**Exercise aim:** Reproduce the records exactly.

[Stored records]
┌────────
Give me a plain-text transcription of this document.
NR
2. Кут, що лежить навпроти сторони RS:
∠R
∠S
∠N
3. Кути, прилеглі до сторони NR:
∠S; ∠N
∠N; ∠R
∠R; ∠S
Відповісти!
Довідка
└────────
**The completed task:**
Give me a plain-text transcription of this document.
NR
2. Кут, що лежить навпроти сторони RS:
∠R
∠S
∠N
3. Кути, прилеглі до сторони NR:
∠S; ∠N
∠N; ∠R
∠R; ∠S
Відповісти!
Довідка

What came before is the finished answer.